→ THE RECORDS:
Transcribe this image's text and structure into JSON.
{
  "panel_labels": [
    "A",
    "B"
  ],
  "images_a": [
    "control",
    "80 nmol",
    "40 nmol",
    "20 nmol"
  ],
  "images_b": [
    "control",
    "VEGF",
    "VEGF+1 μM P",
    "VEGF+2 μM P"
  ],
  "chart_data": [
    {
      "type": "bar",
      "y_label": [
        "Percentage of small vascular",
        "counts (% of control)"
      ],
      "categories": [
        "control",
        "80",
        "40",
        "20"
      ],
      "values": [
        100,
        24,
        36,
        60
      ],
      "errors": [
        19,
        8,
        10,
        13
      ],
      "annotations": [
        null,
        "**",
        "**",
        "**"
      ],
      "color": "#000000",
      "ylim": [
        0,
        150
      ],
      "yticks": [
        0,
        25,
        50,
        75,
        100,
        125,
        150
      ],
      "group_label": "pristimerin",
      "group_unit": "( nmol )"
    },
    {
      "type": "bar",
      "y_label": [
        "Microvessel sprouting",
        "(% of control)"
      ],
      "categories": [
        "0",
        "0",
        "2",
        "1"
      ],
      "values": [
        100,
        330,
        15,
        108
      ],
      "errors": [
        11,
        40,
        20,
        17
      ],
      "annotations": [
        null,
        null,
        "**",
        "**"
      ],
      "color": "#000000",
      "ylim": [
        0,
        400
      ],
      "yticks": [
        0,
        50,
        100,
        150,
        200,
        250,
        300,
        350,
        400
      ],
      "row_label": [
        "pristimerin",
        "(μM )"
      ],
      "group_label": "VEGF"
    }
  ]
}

→ PROBLEM TO WORK ON: Print all the data exactly.

→ PROBLEM SOLUTION:
Transcribe this image's text and structure into JSON.
{
  "panel_labels": [
    "A",
    "B"
  ],
  "images_a": [
    "control",
    "80 nmol",
    "40 nmol",
    "20 nmol"
  ],
  "images_b": [
    "control",
    "VEGF",
    "VEGF+1 μM P",
    "VEGF+2 μM P"
  ],
  "chart_data": [
    {
      "type": "bar",
      "y_label": [
        "Percentage of small vascular",
        "counts (% of control)"
      ],
      "categories": [
        "control",
        "80",
        "40",
        "20"
      ],
      "values": [
        100,
        24,
        36,
        60
      ],
      "errors": [
        19,
        8,
        10,
        13
      ],
      "annotations": [
        null,
        "**",
        "**",
        "**"
      ],
      "color": "#000000",
      "ylim": [
        0,
        150
      ],
      "yticks": [
        0,
        25,
        50,
        75,
        100,
        125,
        150
      ],
      "group_label": "pristimerin",
      "group_unit": "( nmol )"
    },
    {
      "type": "bar",
      "y_label": [
        "Microvessel sprouting",
        "(% of control)"
      ],
      "categories": [
        "0",
        "0",
        "2",
        "1"
      ],
      "values": [
        100,
        330,
        15,
        108
      ],
      "errors": [
        11,
        40,
        20,
        17
      ],
      "annotations": [
        null,
        null,
        "**",
        "**"
      ],
      "color": "#000000",
      "ylim": [
        0,
        400
      ],
      "yticks": [
        0,
        50,
        100,
        150,
        200,
        250,
        300,
        350,
        400
      ],
      "row_label": [
        "pristimerin",
        "(μM )"
      ],
      "group_label": "VEGF"
    }
  ]
}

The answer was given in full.